> _REQUIREMENT_: How many lines of the material below contain the string "округ"? Answer with the number and nothing else.

> _DATA PROVIDED_:
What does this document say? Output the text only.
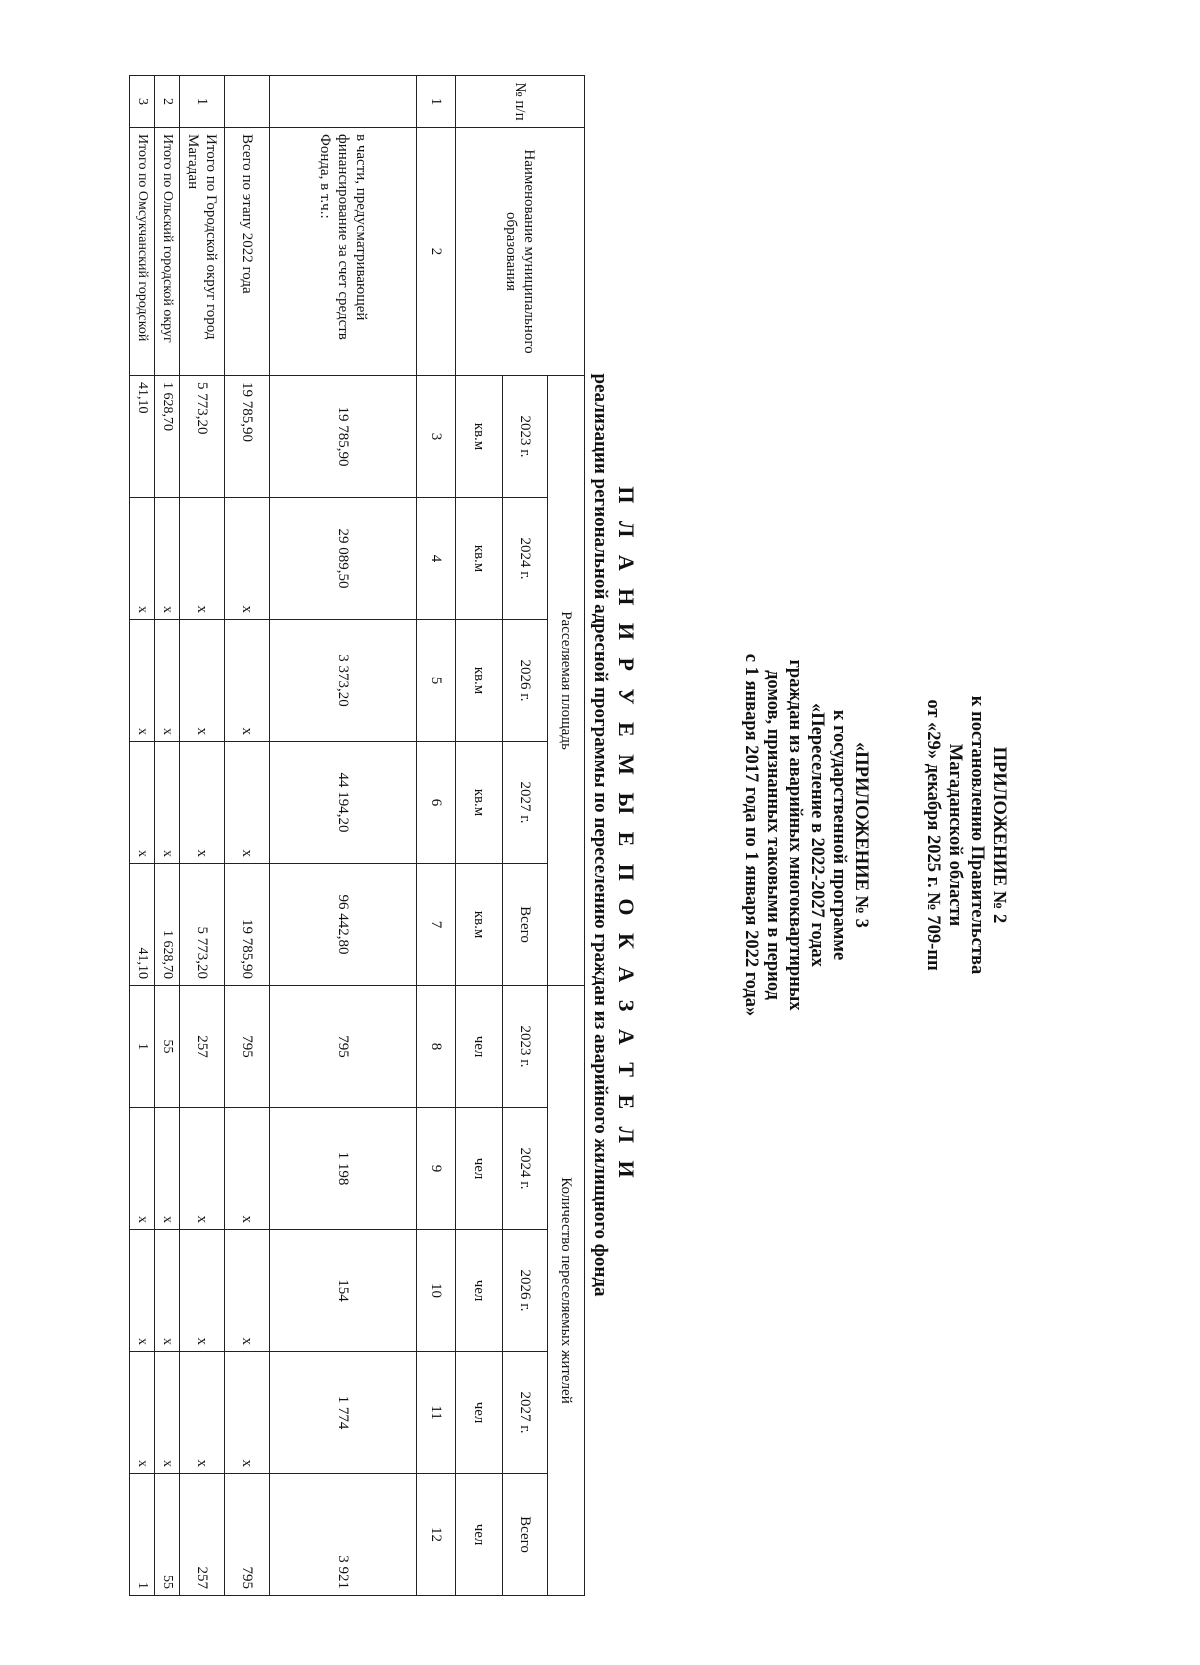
ПРИЛОЖЕНИЕ № 2
к постановлению Правительства
Магаданской области
от «29» декабря 2025 г. № 709-пп
«ПРИЛОЖЕНИЕ № 3
к государственной программе
«Переселение в 2022-2027 годах
граждан из аварийных многоквартирных
домов, признанных таковыми в период
с 1 января 2017 года по 1 января 2022 года»
П Л А Н И Р У Е М Ы Е П О К А З А Т Е Л И
реализации региональной адресной программы по переселению граждан из аварийного жилищного фонда
№ п/п	Наименование муниципального образования	Расселяемая площадь					Количество переселяемых жителей				
		2023 г.	2024 г.	2026 г.	2027 г.	Всего	2023 г.	2024 г.	2026 г.	2027 г.	Всего
		кв.м	кв.м	кв.м	кв.м	кв.м	чел	чел	чел	чел	чел
1	2	3	4	5	6	7	8	9	10	11	12
	в части, предусматривающей финансирование за счет средств Фонда, в т.ч.:	19 785,90	29 089,50	3 373,20	44 194,20	96 442,80	795	1 198	154	1 774	3 921
	Всего по этапу 2022 года	19 785,90	х	х	х	19 785,90	795	х	х	х	795
1	Итого по Городской округ город Магадан	5 773,20	х	х	х	5 773,20	257	х	х	х	257
2	Итого по Ольский городской округ	1 628,70	х	х	х	1 628,70	55	х	х	х	55
3	Итого по Омсукчанский городской	41,10	х	х	х	41,10	1	х	х	х	1
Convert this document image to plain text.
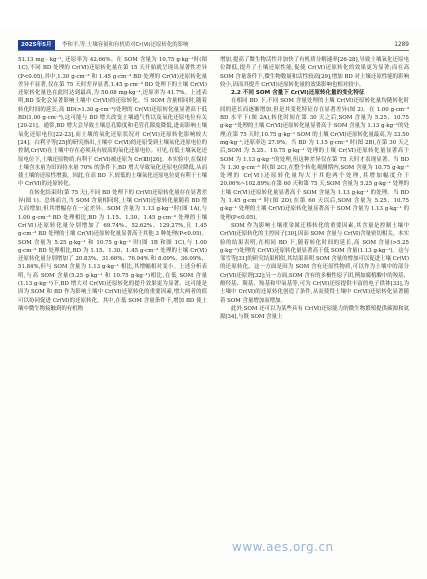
2025年5月	李和平,等.土壤容量和有机质对Cr(Ⅵ)还原转化的影响	1289

51.13 mg · kg⁻¹, 还原率为 42.66%。在 SOM 含量为 10.75 g·kg⁻¹时(图 1C),不同 BD 处理的 Cr(Ⅵ)还原转化量在第 15 天开始就呈现出显著性差异(P<0.05),其中,1.30 g·cm⁻³ 和 1.45 g·cm⁻³ BD 处理的 Cr(Ⅵ)还原转化量差异不显著,仅在第 75 天时差异显著,1.45 g·cm⁻³ BD 处理下的土壤 Cr(Ⅵ)还原转化量也在此时达到最高,为 50.08 mg·kg⁻¹,还原率为 41.7%。上述表明,BD 变化会显著影响土壤中 Cr(Ⅵ)的还原转化。当 SOM 含量相同时,随着转化时间的延长,高 BD(>1.30 g·cm⁻³)处理的 Cr(Ⅵ)还原转化量显著高于低 BD(1.00 g·cm⁻³),这可能与 BD 增大改变土壤通气性以及氧化还原电位有关[20-21]。通常,BD 增大会导致土壤总孔隙度和毛管孔隙度降低,进而影响土壤氧化还原电位[22-23],而土壤的氧化还原状况对 Cr(Ⅵ)还原转化影响较大[24]。白利平等[25]的研究指出,土壤中 Cr(Ⅵ)的还原受到土壤氧化还原电位的控制,Cr(Ⅵ)在土壤中存在必须具有较高的氧化还原电位。可见,在低土壤氧化还原电位下,土壤还原物质,有利于 Cr(Ⅵ)被还原为 Cr(Ⅲ)[26]。本实验中,在保持土壤含水量为田间持水量 70% 的条件下,BD 增大导致氧化还原电位降低,从而使土壤的还原性增强。因此,在高 BD 下,较低的土壤氧化还原电位更有利于土壤中 Cr(Ⅵ)的还原转化。

在转化结束时(第 75 天),不同 BD 处理下的 Cr(Ⅵ)还原转化量存在显著差异(图 1)。总体而言,当 SOM 含量相同时,土壤 Cr(Ⅵ)还原转化量随着 BD 增大而增加,但其增幅存在一定差异。SOM 含量为 1.13 g·kg⁻¹时(图 1A),与 1.00 g·cm⁻³ BD 处理相比,BD 为 1.15、1.30、1.45 g·cm⁻³ 处理的土壤 Cr(Ⅵ)还原转化量分别增加了 69.74%、52.62%、129.27%,且 1.45 g·cm⁻³ BD 处理的土壤 Cr(Ⅵ)还原转化量显著高于其他 3 种处理(P<0.05)。SOM 含量为 5.25 g·kg⁻¹ 和 10.75 g·kg⁻¹ 时(图 1B 和图 1C),与 1.00 g·cm⁻³ BD 处理相比,BD 为 1.15、1.30、1.45 g·cm⁻³ 处理的土壤 Cr(Ⅵ)还原转化量分别增加了 20.83%、31.60%、76.94% 和 8.09%、36.09%、51.84%,但与 SOM 含量为 1.13 g·kg⁻¹ 相比,其增幅相对变小。上述分析表明,与高 SOM 含量(5.25 g·kg⁻¹ 和 10.75 g·kg⁻¹)相比,在低 SOM 含量(1.13 g·kg⁻¹)下,BD 增大对 Cr(Ⅵ)还原转化的提升效果更为显著。这可能是因为 SOM 和 BD 作为影响土壤中 Cr(Ⅵ)还原转化的重要因素,增大两者的值可以协同促进 Cr(Ⅵ)的还原转化。其中,在低 SOM 含量条件下,增加 BD 使土壤中微生物接触到的有机物

增加,提高了微生物活性并加快了有机质分解速率[26-28],导致土壤氧化还原电位降低,提升了土壤还原性能,促使 Cr(Ⅵ)还原转化的效果更为显著;而在高 SOM 含量条件下,微生物数量和活性较高[29],增加 BD 对土壤还原性能的影响较小,因而其提升 Cr(Ⅵ)还原转化量的效果影响也相对较小。

2.2 不同 SOM 含量下 Cr(Ⅵ)还原转化量的变化特征

在相同 BD 下,不同 SOM 含量处理的土壤 Cr(Ⅵ)还原转化量均随转化时间的延长而逐渐增加,但是其变化特征存在显著差异(图 2)。在 1.00 g·cm⁻³ BD 水平下(图 2A),转化时间在第 30 天之后,SOM 含量为 5.25、10.75 g·kg⁻¹处理的土壤 Cr(Ⅵ)还原转化量显著高于 SOM 含量为 1.13 g·kg⁻¹的处理;在第 75 天时,10.75 g·kg⁻¹ SOM 的土壤 Cr(Ⅵ)还原转化量最高,为 33.50 mg·kg⁻¹,还原率达 27.9%。当 BD 为 1.15 g·cm⁻³ 时(图 2B),在第 30 天之后,SOM 为 5.25、10.75 g·kg⁻¹ 处理的土壤 Cr(Ⅵ)还原转化量显著高于 SOM 为 1.13 g·kg⁻¹的处理,但这种差异仅在第 75 天时才表现显著。当 BD 为 1.30 g·cm⁻³ 时(图 2C),在整个转化观测期内,SOM 含量为 10.75 g·kg⁻¹ 处理的 Cr(Ⅵ)还原转化量均大于其他两个处理,其增加幅度介于 20.06%~102.89%;在第 60 天和第 75 天,SOM 含量为 5.25 g·kg⁻¹ 处理的土壤 Cr(Ⅵ)还原转化量显著高于 SOM 含量为 1.13 g·kg⁻¹ 的处理。当 BD 为 1.45 g·cm⁻³ 时(图 2D),在第 60 天以后,SOM 含量为 5.25、10.75 g·kg⁻¹ 处理的土壤 Cr(Ⅵ)还原转化量显著高于 SOM 含量为 1.13 g·kg⁻¹ 的处理(P<0.05)。

SOM 作为影响土壤重金属迁移转化的重要因素,其含量是控制土壤中 Cr(Ⅵ)还原转化的主控因子[30],因而 SOM 含量与 Cr(Ⅵ)含量密切相关。本实验的结果表明,在相同 BD 下,随着转化时间的延长,高 SOM 含量(>5.25 g·kg⁻¹)处理的 Cr(Ⅵ)还原转化量显著高于低 SOM 含量(1.13 g·kg⁻¹)。这与邹雪等[31]的研究结果相似,其结果表明 SOM 含量的增加可以促进土壤 Cr(Ⅵ)的还原转化。这一方面是因为 SOM 含有还原性物质,可以作为土壤中的部分 Cr(Ⅵ)还原剂[32];另一方面,SOM 含有的多极性原子团,例如腐植酸中的羧基、酚羟基、羰基、羧基和甲氧基等,可为 Cr(Ⅵ)还原提供丰富的电子供体[33],为土壤中 Cr(Ⅵ)的还原转化创造了条件,从而使得土壤中 Cr(Ⅵ)还原转化显著随着 SOM 含量增加而增加。

此外,SOM 还可以为某些具有 Cr(Ⅵ)还原能力的微生物繁殖提供碳源和氮源[34],与既 SOM 含量上

www.aes.org.cn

> _WRITTEN SOLUTION_: 2